### Stated problem
Set down each entry exactly as given; pictures should not appear in the copy.

### Records to use
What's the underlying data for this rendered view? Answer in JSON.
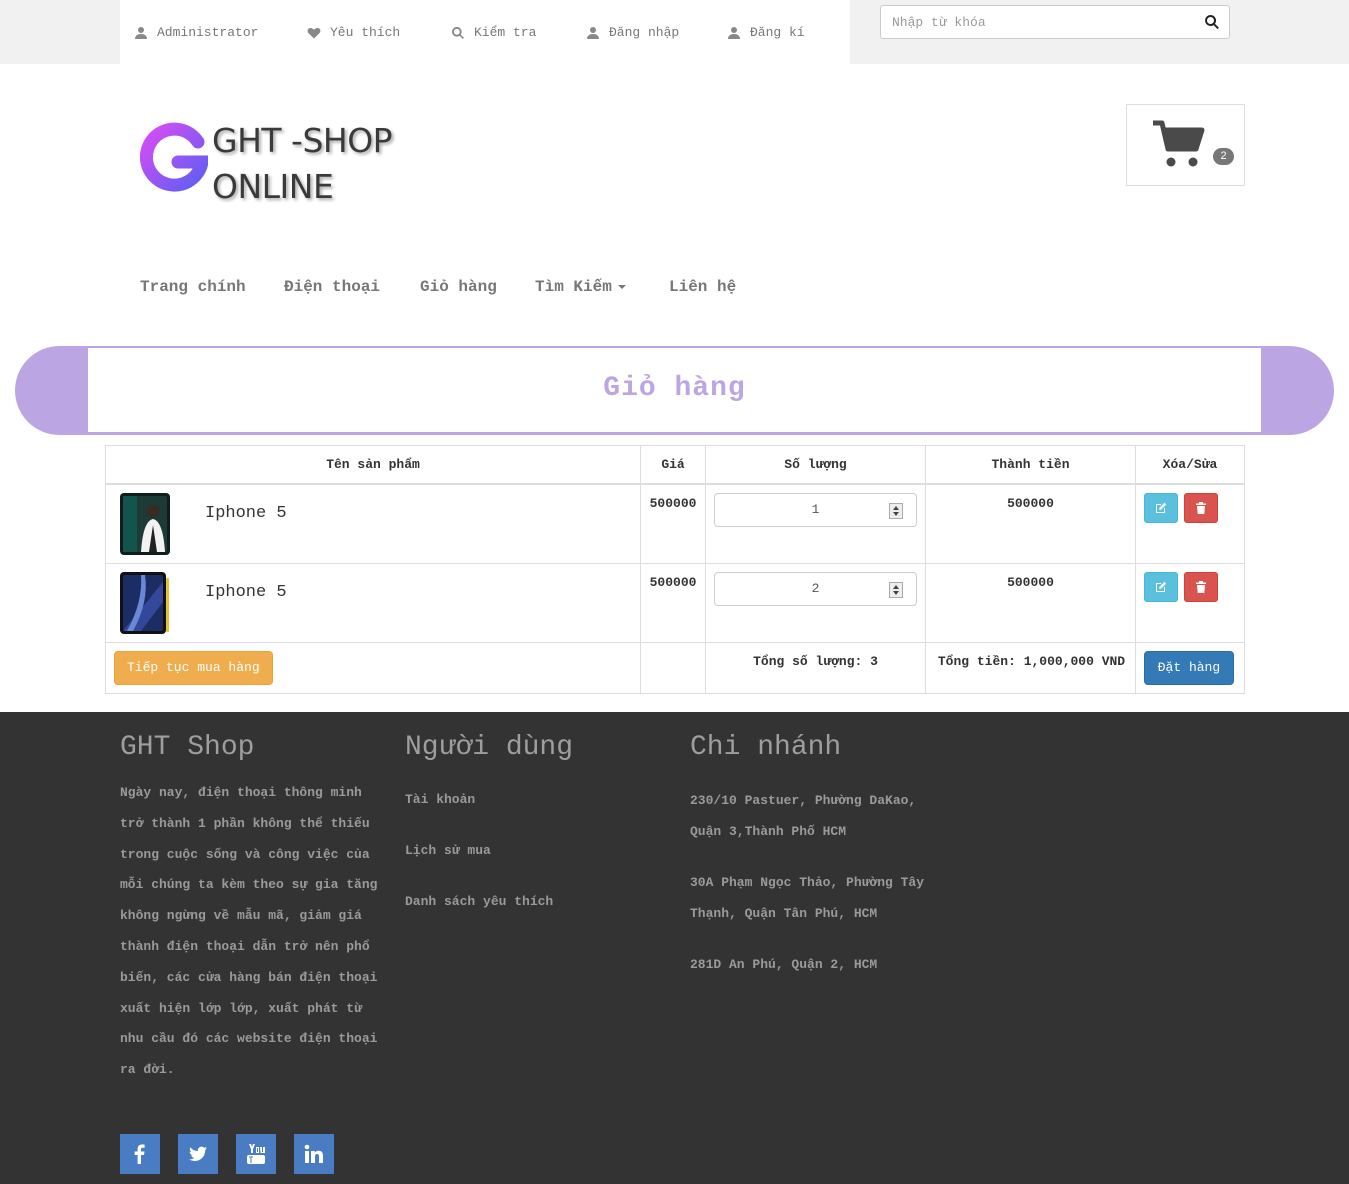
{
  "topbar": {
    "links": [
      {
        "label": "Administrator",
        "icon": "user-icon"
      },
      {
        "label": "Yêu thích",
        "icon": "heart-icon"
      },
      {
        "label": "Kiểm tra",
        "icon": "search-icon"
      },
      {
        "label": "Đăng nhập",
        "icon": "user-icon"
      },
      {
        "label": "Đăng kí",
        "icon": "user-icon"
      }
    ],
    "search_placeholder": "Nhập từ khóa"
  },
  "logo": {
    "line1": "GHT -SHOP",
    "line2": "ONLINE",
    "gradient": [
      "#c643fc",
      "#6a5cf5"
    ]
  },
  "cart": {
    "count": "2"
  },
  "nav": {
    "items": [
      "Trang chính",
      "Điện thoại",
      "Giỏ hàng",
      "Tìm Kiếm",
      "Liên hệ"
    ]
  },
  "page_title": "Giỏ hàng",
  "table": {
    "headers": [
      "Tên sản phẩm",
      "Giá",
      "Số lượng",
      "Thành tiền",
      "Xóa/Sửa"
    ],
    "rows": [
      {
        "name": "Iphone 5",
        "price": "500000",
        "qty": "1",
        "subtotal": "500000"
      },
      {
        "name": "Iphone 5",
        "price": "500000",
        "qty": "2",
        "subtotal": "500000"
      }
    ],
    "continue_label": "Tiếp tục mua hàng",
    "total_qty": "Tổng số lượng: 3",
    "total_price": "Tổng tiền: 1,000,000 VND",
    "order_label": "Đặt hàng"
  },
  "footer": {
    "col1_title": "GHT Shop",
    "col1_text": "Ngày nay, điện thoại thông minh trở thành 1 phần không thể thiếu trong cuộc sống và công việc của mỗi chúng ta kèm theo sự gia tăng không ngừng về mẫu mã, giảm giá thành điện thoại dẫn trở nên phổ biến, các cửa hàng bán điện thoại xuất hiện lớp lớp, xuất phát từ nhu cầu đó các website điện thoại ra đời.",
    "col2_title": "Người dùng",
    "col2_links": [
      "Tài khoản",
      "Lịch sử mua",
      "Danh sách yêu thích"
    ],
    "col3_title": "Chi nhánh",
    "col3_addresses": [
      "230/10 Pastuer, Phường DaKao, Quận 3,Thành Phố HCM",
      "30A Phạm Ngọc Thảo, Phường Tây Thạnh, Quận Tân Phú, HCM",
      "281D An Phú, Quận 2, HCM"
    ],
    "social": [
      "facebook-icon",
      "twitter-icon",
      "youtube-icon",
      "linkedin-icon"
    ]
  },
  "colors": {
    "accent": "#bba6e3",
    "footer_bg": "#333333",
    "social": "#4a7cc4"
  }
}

### Output for this exercise
What's the underlying data for this rendered view? Answer in JSON.
{
  "topbar": {
    "links": [
      {
        "label": "Administrator",
        "icon": "user-icon"
      },
      {
        "label": "Yêu thích",
        "icon": "heart-icon"
      },
      {
        "label": "Kiểm tra",
        "icon": "search-icon"
      },
      {
        "label": "Đăng nhập",
        "icon": "user-icon"
      },
      {
        "label": "Đăng kí",
        "icon": "user-icon"
      }
    ],
    "search_placeholder": "Nhập từ khóa"
  },
  "logo": {
    "line1": "GHT -SHOP",
    "line2": "ONLINE",
    "gradient": [
      "#c643fc",
      "#6a5cf5"
    ]
  },
  "cart": {
    "count": "2"
  },
  "nav": {
    "items": [
      "Trang chính",
      "Điện thoại",
      "Giỏ hàng",
      "Tìm Kiếm",
      "Liên hệ"
    ]
  },
  "page_title": "Giỏ hàng",
  "table": {
    "headers": [
      "Tên sản phẩm",
      "Giá",
      "Số lượng",
      "Thành tiền",
      "Xóa/Sửa"
    ],
    "rows": [
      {
        "name": "Iphone 5",
        "price": "500000",
        "qty": "1",
        "subtotal": "500000"
      },
      {
        "name": "Iphone 5",
        "price": "500000",
        "qty": "2",
        "subtotal": "500000"
      }
    ],
    "continue_label": "Tiếp tục mua hàng",
    "total_qty": "Tổng số lượng: 3",
    "total_price": "Tổng tiền: 1,000,000 VND",
    "order_label": "Đặt hàng"
  },
  "footer": {
    "col1_title": "GHT Shop",
    "col1_text": "Ngày nay, điện thoại thông minh trở thành 1 phần không thể thiếu trong cuộc sống và công việc của mỗi chúng ta kèm theo sự gia tăng không ngừng về mẫu mã, giảm giá thành điện thoại dẫn trở nên phổ biến, các cửa hàng bán điện thoại xuất hiện lớp lớp, xuất phát từ nhu cầu đó các website điện thoại ra đời.",
    "col2_title": "Người dùng",
    "col2_links": [
      "Tài khoản",
      "Lịch sử mua",
      "Danh sách yêu thích"
    ],
    "col3_title": "Chi nhánh",
    "col3_addresses": [
      "230/10 Pastuer, Phường DaKao, Quận 3,Thành Phố HCM",
      "30A Phạm Ngọc Thảo, Phường Tây Thạnh, Quận Tân Phú, HCM",
      "281D An Phú, Quận 2, HCM"
    ],
    "social": [
      "facebook-icon",
      "twitter-icon",
      "youtube-icon",
      "linkedin-icon"
    ]
  },
  "colors": {
    "accent": "#bba6e3",
    "footer_bg": "#333333",
    "social": "#4a7cc4"
  }
}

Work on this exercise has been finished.